Task data —
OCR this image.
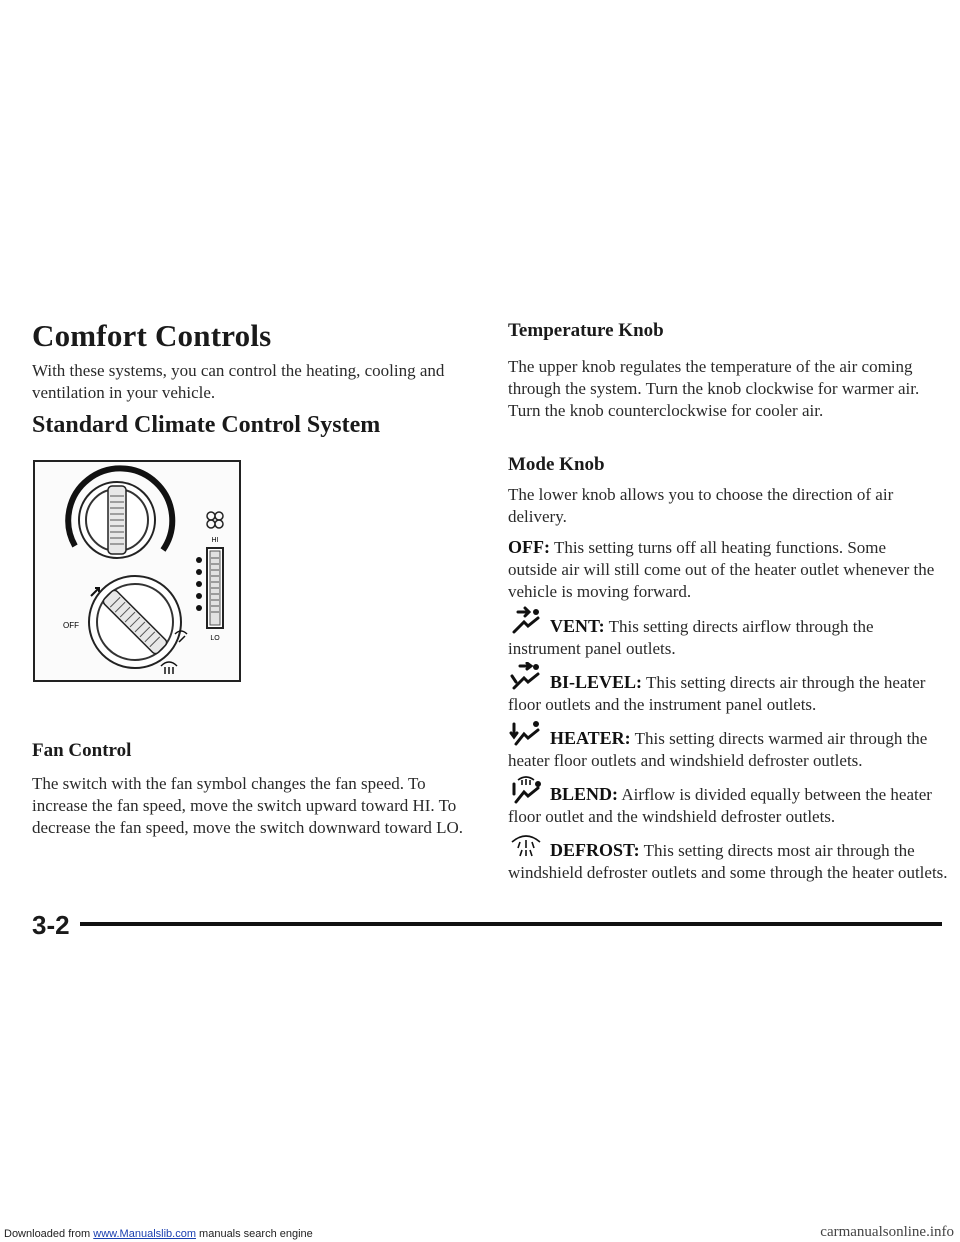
Comfort Controls

With these systems, you can control the heating, cooling and ventilation in your vehicle.

Standard Climate Control System
HI
LO
OFF
Fan Control

The switch with the fan symbol changes the fan speed. To increase the fan speed, move the switch upward toward HI. To decrease the fan speed, move the switch downward toward LO.

Temperature Knob

The upper knob regulates the temperature of the air coming through the system. Turn the knob clockwise for warmer air. Turn the knob counterclockwise for cooler air.

Mode Knob

The lower knob allows you to choose the direction of air delivery.

OFF: This setting turns off all heating functions. Some outside air will still come out of the heater outlet whenever the vehicle is moving forward.

VENT: This setting directs airflow through the instrument panel outlets.
BI-LEVEL: This setting directs air through the heater floor outlets and the instrument panel outlets.
HEATER: This setting directs warmed air through the heater floor outlets and windshield defroster outlets.
BLEND: Airflow is divided equally between the heater floor outlet and the windshield defroster outlets.
DEFROST: This setting directs most air through the windshield defroster outlets and some through the heater outlets.
3-2
Downloaded from www.Manualslib.com manuals search engine	carmanualsonline.info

What to produce —
From the data, collect all lines where the string "floor" appears.

Answer to the problem —
BI-LEVEL: This setting directs air through the heater floor outlets and the instrument panel outlets.
HEATER: This setting directs warmed air through the heater floor outlets and windshield defroster outlets.
BLEND: Airflow is divided equally between the heater floor outlet and the windshield defroster outlets.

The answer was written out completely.